- **DESCRIPTION OF THE TASK**:
Every record below should be written out exactly; pictures stay out.
━━━━━━━━━━━━━━━━
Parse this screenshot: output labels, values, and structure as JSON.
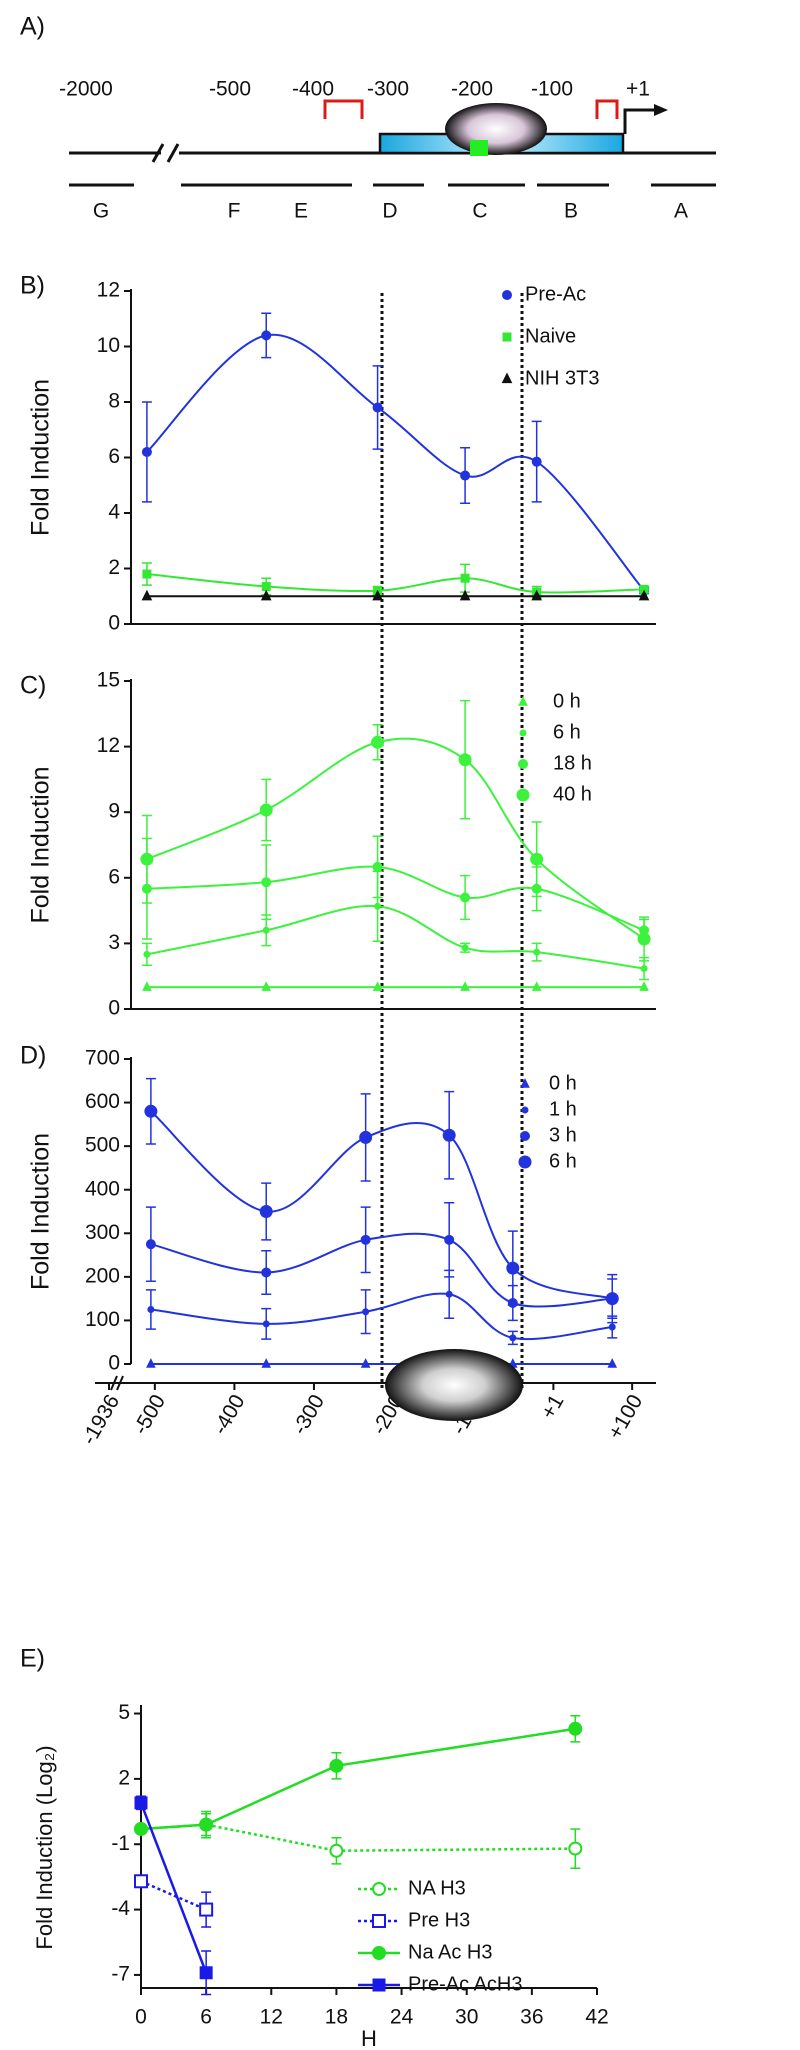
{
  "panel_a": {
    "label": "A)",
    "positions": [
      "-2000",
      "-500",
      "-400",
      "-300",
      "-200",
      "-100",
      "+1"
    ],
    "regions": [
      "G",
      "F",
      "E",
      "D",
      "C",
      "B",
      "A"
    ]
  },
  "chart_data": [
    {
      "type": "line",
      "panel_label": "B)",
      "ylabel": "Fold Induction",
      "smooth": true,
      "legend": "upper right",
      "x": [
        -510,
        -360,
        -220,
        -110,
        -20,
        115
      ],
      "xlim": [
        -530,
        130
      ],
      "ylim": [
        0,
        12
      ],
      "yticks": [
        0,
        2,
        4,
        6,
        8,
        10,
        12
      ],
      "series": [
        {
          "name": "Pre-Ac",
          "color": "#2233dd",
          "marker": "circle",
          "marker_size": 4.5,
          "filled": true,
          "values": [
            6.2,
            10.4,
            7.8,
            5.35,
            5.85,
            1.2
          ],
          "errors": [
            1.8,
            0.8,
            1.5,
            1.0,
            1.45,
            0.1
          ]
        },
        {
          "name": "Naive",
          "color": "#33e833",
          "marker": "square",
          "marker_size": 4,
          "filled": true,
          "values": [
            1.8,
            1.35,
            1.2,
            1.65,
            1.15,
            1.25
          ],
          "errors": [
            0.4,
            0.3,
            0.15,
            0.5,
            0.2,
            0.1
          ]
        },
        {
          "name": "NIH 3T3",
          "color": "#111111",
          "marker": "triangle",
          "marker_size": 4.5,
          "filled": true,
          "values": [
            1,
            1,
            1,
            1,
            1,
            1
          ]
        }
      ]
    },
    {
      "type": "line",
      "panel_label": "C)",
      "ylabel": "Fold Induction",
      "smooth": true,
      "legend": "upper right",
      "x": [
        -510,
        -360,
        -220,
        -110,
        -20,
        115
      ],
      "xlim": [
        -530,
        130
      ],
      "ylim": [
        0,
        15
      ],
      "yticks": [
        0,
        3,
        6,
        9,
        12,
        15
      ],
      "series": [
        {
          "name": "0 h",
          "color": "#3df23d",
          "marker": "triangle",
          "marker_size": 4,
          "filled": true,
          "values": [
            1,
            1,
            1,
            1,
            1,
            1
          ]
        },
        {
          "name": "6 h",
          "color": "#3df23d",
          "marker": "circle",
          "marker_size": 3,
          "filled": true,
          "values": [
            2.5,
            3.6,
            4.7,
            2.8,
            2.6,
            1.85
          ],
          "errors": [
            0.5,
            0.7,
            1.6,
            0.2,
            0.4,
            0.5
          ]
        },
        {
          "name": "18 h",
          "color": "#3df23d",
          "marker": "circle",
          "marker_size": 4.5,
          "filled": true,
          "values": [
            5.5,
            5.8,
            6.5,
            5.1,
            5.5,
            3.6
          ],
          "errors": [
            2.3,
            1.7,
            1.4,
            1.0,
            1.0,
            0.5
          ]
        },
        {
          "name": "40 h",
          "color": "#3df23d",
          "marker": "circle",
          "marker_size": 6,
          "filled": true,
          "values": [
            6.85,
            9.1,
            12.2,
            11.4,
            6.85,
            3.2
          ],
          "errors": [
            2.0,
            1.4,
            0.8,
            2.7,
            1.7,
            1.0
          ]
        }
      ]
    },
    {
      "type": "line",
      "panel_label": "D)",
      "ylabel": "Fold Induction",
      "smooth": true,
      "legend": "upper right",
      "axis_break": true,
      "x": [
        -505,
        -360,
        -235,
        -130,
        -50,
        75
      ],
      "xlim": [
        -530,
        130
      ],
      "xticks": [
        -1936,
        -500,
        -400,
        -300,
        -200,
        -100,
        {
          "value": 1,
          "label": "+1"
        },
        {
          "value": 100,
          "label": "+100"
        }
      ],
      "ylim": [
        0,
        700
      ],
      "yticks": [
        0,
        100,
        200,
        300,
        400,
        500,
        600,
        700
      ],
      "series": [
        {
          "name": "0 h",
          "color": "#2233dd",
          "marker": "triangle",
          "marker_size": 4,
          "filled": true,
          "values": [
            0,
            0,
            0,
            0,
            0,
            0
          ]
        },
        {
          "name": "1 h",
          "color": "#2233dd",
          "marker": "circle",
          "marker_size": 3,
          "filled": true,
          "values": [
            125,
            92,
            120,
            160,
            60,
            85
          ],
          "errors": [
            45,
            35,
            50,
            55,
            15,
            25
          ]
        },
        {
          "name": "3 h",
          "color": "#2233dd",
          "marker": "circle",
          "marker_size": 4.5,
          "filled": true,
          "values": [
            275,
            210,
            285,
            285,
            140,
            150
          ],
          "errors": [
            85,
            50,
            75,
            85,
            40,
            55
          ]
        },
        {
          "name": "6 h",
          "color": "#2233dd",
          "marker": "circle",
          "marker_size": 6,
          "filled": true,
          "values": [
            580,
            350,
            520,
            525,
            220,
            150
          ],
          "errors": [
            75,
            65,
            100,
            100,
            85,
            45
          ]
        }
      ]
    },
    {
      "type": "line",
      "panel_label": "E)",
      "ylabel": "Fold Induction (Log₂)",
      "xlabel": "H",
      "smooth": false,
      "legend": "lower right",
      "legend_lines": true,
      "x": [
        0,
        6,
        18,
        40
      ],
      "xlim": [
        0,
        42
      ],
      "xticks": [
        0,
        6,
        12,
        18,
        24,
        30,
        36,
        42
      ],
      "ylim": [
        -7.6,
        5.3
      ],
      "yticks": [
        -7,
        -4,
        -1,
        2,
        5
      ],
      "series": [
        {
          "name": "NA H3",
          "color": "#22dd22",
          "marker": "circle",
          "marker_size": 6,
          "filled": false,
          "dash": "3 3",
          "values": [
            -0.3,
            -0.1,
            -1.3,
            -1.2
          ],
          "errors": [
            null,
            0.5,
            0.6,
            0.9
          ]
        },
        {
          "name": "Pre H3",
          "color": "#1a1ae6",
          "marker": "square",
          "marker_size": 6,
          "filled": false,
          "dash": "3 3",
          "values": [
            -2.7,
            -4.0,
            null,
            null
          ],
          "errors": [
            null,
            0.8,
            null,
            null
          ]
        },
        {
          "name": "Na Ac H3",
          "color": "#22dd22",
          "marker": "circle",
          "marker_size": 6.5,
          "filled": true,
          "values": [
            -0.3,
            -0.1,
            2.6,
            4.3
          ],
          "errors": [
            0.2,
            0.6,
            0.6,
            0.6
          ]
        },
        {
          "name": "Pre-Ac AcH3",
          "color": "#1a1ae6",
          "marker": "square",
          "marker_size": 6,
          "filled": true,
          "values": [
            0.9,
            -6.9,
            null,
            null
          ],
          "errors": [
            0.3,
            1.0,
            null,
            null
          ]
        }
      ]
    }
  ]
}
━━━━━━━━━━━━━━━━
- **RESPONSE TO THIS TASK**:
Parse this screenshot: output labels, values, and structure as JSON.
{
  "panel_a": {
    "label": "A)",
    "positions": [
      "-2000",
      "-500",
      "-400",
      "-300",
      "-200",
      "-100",
      "+1"
    ],
    "regions": [
      "G",
      "F",
      "E",
      "D",
      "C",
      "B",
      "A"
    ]
  },
  "chart_data": [
    {
      "type": "line",
      "panel_label": "B)",
      "ylabel": "Fold Induction",
      "smooth": true,
      "legend": "upper right",
      "x": [
        -510,
        -360,
        -220,
        -110,
        -20,
        115
      ],
      "xlim": [
        -530,
        130
      ],
      "ylim": [
        0,
        12
      ],
      "yticks": [
        0,
        2,
        4,
        6,
        8,
        10,
        12
      ],
      "series": [
        {
          "name": "Pre-Ac",
          "color": "#2233dd",
          "marker": "circle",
          "marker_size": 4.5,
          "filled": true,
          "values": [
            6.2,
            10.4,
            7.8,
            5.35,
            5.85,
            1.2
          ],
          "errors": [
            1.8,
            0.8,
            1.5,
            1.0,
            1.45,
            0.1
          ]
        },
        {
          "name": "Naive",
          "color": "#33e833",
          "marker": "square",
          "marker_size": 4,
          "filled": true,
          "values": [
            1.8,
            1.35,
            1.2,
            1.65,
            1.15,
            1.25
          ],
          "errors": [
            0.4,
            0.3,
            0.15,
            0.5,
            0.2,
            0.1
          ]
        },
        {
          "name": "NIH 3T3",
          "color": "#111111",
          "marker": "triangle",
          "marker_size": 4.5,
          "filled": true,
          "values": [
            1,
            1,
            1,
            1,
            1,
            1
          ]
        }
      ]
    },
    {
      "type": "line",
      "panel_label": "C)",
      "ylabel": "Fold Induction",
      "smooth": true,
      "legend": "upper right",
      "x": [
        -510,
        -360,
        -220,
        -110,
        -20,
        115
      ],
      "xlim": [
        -530,
        130
      ],
      "ylim": [
        0,
        15
      ],
      "yticks": [
        0,
        3,
        6,
        9,
        12,
        15
      ],
      "series": [
        {
          "name": "0 h",
          "color": "#3df23d",
          "marker": "triangle",
          "marker_size": 4,
          "filled": true,
          "values": [
            1,
            1,
            1,
            1,
            1,
            1
          ]
        },
        {
          "name": "6 h",
          "color": "#3df23d",
          "marker": "circle",
          "marker_size": 3,
          "filled": true,
          "values": [
            2.5,
            3.6,
            4.7,
            2.8,
            2.6,
            1.85
          ],
          "errors": [
            0.5,
            0.7,
            1.6,
            0.2,
            0.4,
            0.5
          ]
        },
        {
          "name": "18 h",
          "color": "#3df23d",
          "marker": "circle",
          "marker_size": 4.5,
          "filled": true,
          "values": [
            5.5,
            5.8,
            6.5,
            5.1,
            5.5,
            3.6
          ],
          "errors": [
            2.3,
            1.7,
            1.4,
            1.0,
            1.0,
            0.5
          ]
        },
        {
          "name": "40 h",
          "color": "#3df23d",
          "marker": "circle",
          "marker_size": 6,
          "filled": true,
          "values": [
            6.85,
            9.1,
            12.2,
            11.4,
            6.85,
            3.2
          ],
          "errors": [
            2.0,
            1.4,
            0.8,
            2.7,
            1.7,
            1.0
          ]
        }
      ]
    },
    {
      "type": "line",
      "panel_label": "D)",
      "ylabel": "Fold Induction",
      "smooth": true,
      "legend": "upper right",
      "axis_break": true,
      "x": [
        -505,
        -360,
        -235,
        -130,
        -50,
        75
      ],
      "xlim": [
        -530,
        130
      ],
      "xticks": [
        -1936,
        -500,
        -400,
        -300,
        -200,
        -100,
        {
          "value": 1,
          "label": "+1"
        },
        {
          "value": 100,
          "label": "+100"
        }
      ],
      "ylim": [
        0,
        700
      ],
      "yticks": [
        0,
        100,
        200,
        300,
        400,
        500,
        600,
        700
      ],
      "series": [
        {
          "name": "0 h",
          "color": "#2233dd",
          "marker": "triangle",
          "marker_size": 4,
          "filled": true,
          "values": [
            0,
            0,
            0,
            0,
            0,
            0
          ]
        },
        {
          "name": "1 h",
          "color": "#2233dd",
          "marker": "circle",
          "marker_size": 3,
          "filled": true,
          "values": [
            125,
            92,
            120,
            160,
            60,
            85
          ],
          "errors": [
            45,
            35,
            50,
            55,
            15,
            25
          ]
        },
        {
          "name": "3 h",
          "color": "#2233dd",
          "marker": "circle",
          "marker_size": 4.5,
          "filled": true,
          "values": [
            275,
            210,
            285,
            285,
            140,
            150
          ],
          "errors": [
            85,
            50,
            75,
            85,
            40,
            55
          ]
        },
        {
          "name": "6 h",
          "color": "#2233dd",
          "marker": "circle",
          "marker_size": 6,
          "filled": true,
          "values": [
            580,
            350,
            520,
            525,
            220,
            150
          ],
          "errors": [
            75,
            65,
            100,
            100,
            85,
            45
          ]
        }
      ]
    },
    {
      "type": "line",
      "panel_label": "E)",
      "ylabel": "Fold Induction (Log₂)",
      "xlabel": "H",
      "smooth": false,
      "legend": "lower right",
      "legend_lines": true,
      "x": [
        0,
        6,
        18,
        40
      ],
      "xlim": [
        0,
        42
      ],
      "xticks": [
        0,
        6,
        12,
        18,
        24,
        30,
        36,
        42
      ],
      "ylim": [
        -7.6,
        5.3
      ],
      "yticks": [
        -7,
        -4,
        -1,
        2,
        5
      ],
      "series": [
        {
          "name": "NA H3",
          "color": "#22dd22",
          "marker": "circle",
          "marker_size": 6,
          "filled": false,
          "dash": "3 3",
          "values": [
            -0.3,
            -0.1,
            -1.3,
            -1.2
          ],
          "errors": [
            null,
            0.5,
            0.6,
            0.9
          ]
        },
        {
          "name": "Pre H3",
          "color": "#1a1ae6",
          "marker": "square",
          "marker_size": 6,
          "filled": false,
          "dash": "3 3",
          "values": [
            -2.7,
            -4.0,
            null,
            null
          ],
          "errors": [
            null,
            0.8,
            null,
            null
          ]
        },
        {
          "name": "Na Ac H3",
          "color": "#22dd22",
          "marker": "circle",
          "marker_size": 6.5,
          "filled": true,
          "values": [
            -0.3,
            -0.1,
            2.6,
            4.3
          ],
          "errors": [
            0.2,
            0.6,
            0.6,
            0.6
          ]
        },
        {
          "name": "Pre-Ac AcH3",
          "color": "#1a1ae6",
          "marker": "square",
          "marker_size": 6,
          "filled": true,
          "values": [
            0.9,
            -6.9,
            null,
            null
          ],
          "errors": [
            0.3,
            1.0,
            null,
            null
          ]
        }
      ]
    }
  ]
}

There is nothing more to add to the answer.